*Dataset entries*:
★ ★ ★ ★ ★
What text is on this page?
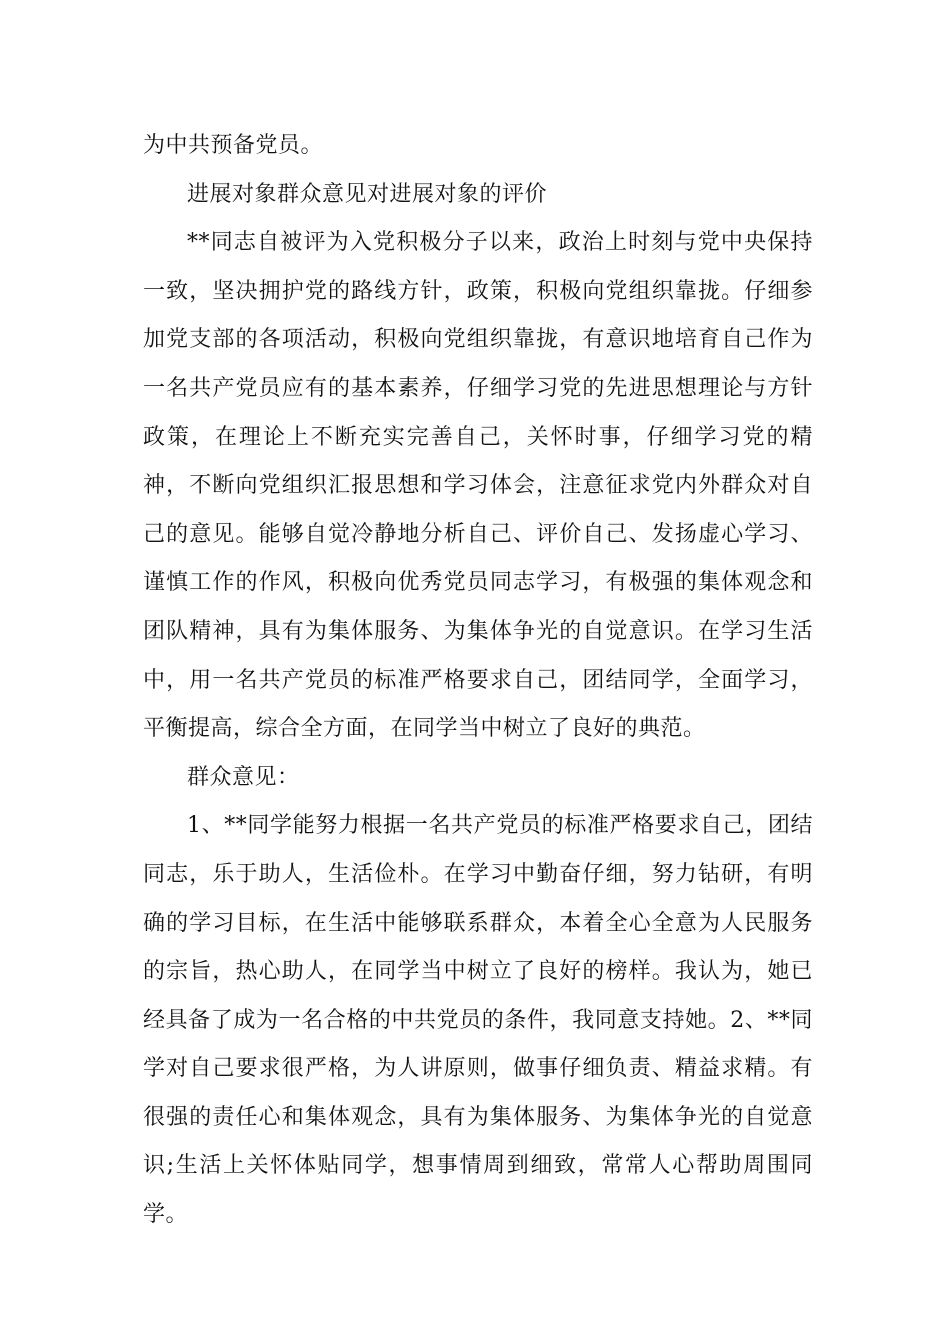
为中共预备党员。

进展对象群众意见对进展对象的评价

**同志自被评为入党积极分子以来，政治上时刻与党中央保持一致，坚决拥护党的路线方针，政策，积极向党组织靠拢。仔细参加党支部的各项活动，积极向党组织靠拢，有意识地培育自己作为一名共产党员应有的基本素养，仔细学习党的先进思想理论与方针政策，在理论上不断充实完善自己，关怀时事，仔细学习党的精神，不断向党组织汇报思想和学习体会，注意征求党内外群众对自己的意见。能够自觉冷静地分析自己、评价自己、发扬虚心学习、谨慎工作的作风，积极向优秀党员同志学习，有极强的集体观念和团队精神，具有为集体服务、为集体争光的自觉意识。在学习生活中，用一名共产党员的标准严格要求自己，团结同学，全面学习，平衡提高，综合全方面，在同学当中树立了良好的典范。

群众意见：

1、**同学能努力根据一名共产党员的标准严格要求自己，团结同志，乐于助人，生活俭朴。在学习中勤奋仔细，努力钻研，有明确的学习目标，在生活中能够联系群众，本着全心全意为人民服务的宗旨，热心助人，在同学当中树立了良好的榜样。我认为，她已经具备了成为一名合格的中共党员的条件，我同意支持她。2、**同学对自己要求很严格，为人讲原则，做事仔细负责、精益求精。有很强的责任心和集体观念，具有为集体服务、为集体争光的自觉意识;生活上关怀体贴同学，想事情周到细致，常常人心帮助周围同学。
★ ★ ★ ★ ★
*Task details*:
Copy out all of the data word for word. Do not carry over any picture.

*Written answer*:
What text is on this page?
为中共预备党员。

进展对象群众意见对进展对象的评价

**同志自被评为入党积极分子以来，政治上时刻与党中央保持一致，坚决拥护党的路线方针，政策，积极向党组织靠拢。仔细参加党支部的各项活动，积极向党组织靠拢，有意识地培育自己作为一名共产党员应有的基本素养，仔细学习党的先进思想理论与方针政策，在理论上不断充实完善自己，关怀时事，仔细学习党的精神，不断向党组织汇报思想和学习体会，注意征求党内外群众对自己的意见。能够自觉冷静地分析自己、评价自己、发扬虚心学习、谨慎工作的作风，积极向优秀党员同志学习，有极强的集体观念和团队精神，具有为集体服务、为集体争光的自觉意识。在学习生活中，用一名共产党员的标准严格要求自己，团结同学，全面学习，平衡提高，综合全方面，在同学当中树立了良好的典范。

群众意见：

1、**同学能努力根据一名共产党员的标准严格要求自己，团结同志，乐于助人，生活俭朴。在学习中勤奋仔细，努力钻研，有明确的学习目标，在生活中能够联系群众，本着全心全意为人民服务的宗旨，热心助人，在同学当中树立了良好的榜样。我认为，她已经具备了成为一名合格的中共党员的条件，我同意支持她。2、**同学对自己要求很严格，为人讲原则，做事仔细负责、精益求精。有很强的责任心和集体观念，具有为集体服务、为集体争光的自觉意识;生活上关怀体贴同学，想事情周到细致，常常人心帮助周围同学。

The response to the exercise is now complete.